Spatial layout entries →
======
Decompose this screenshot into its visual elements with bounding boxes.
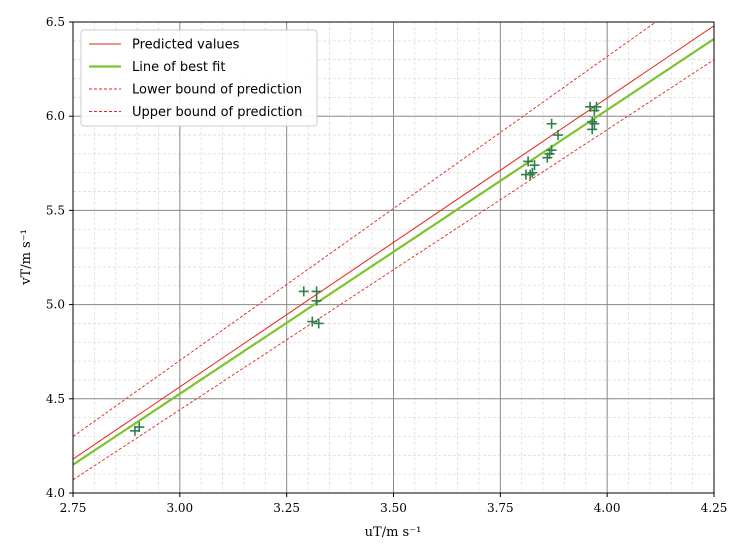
series-line-lower-bound-of-prediction [73,59,714,481]
data-point [298,286,309,297]
data-point [587,124,598,135]
series-line-line-of-best-fit [73,38,714,466]
legend-label: Predicted values [132,38,240,53]
y-tick-label: 4.0 [46,486,65,500]
legend: Predicted values Line of best fit Lower bo… [80,29,318,127]
x-axis-label: uT/m s⁻¹ [365,525,422,540]
data-point [134,422,145,433]
x-tick-label: 3.00 [166,501,193,515]
series-line-upper-bound-of-prediction [73,22,657,437]
data-point [529,160,540,171]
data-point [589,118,600,129]
data-point [525,169,536,180]
y-tick-label: 5.5 [46,203,65,217]
legend-label: Lower bound of prediction [132,83,302,98]
y-tick-label: 5.0 [46,298,65,312]
y-axis-label: vT/m s⁻¹ [19,229,34,286]
legend-label: Upper bound of prediction [132,105,302,120]
series-line-predicted-values [73,25,714,460]
points-layer [129,101,602,436]
x-tick-label: 3.50 [380,501,407,515]
data-point [591,101,602,112]
legend-box [80,29,318,127]
legend-label: Line of best fit [132,60,225,75]
data-point [546,145,557,156]
series-layer [73,22,714,481]
data-point [546,118,557,129]
data-point [523,156,534,167]
x-tick-label: 3.75 [487,501,514,515]
x-tick-label: 4.25 [701,501,728,515]
data-point [527,167,538,178]
x-tick-label: 3.25 [273,501,300,515]
data-point [311,286,322,297]
x-tick-label: 2.75 [60,501,87,515]
data-point [311,295,322,306]
y-tick-layer: 4.0 4.5 5.0 5.5 6.0 6.5 [46,15,73,500]
y-tick-label: 6.0 [46,109,65,123]
data-point [313,318,324,329]
legend-items: Predicted values Line of best fit Lower bo… [89,38,302,120]
x-tick-layer: 2.75 3.00 3.25 3.50 3.75 4.00 4.25 [60,493,728,515]
y-tick-label: 4.5 [46,392,65,406]
x-tick-label: 4.00 [594,501,621,515]
data-point [553,130,564,141]
y-tick-label: 6.5 [46,15,65,29]
data-point [307,316,318,327]
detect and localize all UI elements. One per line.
======
Task statement → Pull out each line of the records that contains the string "best".

Solution for this problem →
series-line-line-of-best-fit [73,38,714,466]
legend: Predicted values Line of best fit Lower bo… [80,29,318,127]
legend-label: Line of best fit [132,60,225,75]
legend-items: Predicted values Line of best fit Lower bo… [89,38,302,120]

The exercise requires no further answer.